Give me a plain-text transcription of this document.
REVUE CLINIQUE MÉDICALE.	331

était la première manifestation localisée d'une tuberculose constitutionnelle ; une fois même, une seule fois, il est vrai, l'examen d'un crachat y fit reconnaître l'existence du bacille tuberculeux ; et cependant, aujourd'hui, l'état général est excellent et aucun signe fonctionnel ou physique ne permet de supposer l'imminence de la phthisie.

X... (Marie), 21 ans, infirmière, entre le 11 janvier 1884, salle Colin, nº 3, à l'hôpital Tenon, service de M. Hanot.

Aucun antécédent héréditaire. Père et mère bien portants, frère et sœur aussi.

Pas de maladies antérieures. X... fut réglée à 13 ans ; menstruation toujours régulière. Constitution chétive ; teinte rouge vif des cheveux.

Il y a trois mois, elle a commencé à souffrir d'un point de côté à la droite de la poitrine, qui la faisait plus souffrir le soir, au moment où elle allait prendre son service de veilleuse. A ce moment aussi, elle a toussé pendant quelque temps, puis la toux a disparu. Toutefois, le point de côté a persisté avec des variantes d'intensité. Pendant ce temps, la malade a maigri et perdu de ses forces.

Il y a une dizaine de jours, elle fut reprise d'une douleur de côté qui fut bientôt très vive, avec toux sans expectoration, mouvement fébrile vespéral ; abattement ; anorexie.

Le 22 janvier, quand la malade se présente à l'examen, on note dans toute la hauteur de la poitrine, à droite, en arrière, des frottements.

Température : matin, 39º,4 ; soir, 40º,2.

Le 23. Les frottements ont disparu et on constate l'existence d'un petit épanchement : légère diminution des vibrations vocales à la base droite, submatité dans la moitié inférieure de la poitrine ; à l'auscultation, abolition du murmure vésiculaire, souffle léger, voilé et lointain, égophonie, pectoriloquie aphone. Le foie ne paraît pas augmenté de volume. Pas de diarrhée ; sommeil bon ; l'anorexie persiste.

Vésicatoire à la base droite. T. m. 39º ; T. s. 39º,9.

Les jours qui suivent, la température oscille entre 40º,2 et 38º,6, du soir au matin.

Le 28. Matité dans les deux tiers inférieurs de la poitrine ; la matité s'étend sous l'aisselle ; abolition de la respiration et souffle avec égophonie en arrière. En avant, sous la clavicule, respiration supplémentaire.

────────────────────────────────────────

In the listing, find each line with the string "soir" and copy it.

Il y a trois mois, elle a commencé à souffrir d'un point de côté à la droite de la poitrine, qui la faisait plus souffrir le soir, au moment où elle allait prendre son service de veilleuse. A ce moment aussi, elle a toussé pendant quelque temps, puis la toux a disparu. Toutefois, le point de côté a persisté avec des variantes d'intensité. Pendant ce temps, la malade a maigri et perdu de ses forces.
Température : matin, 39º,4 ; soir, 40º,2.
Les jours qui suivent, la température oscille entre 40º,2 et 38º,6, du soir au matin.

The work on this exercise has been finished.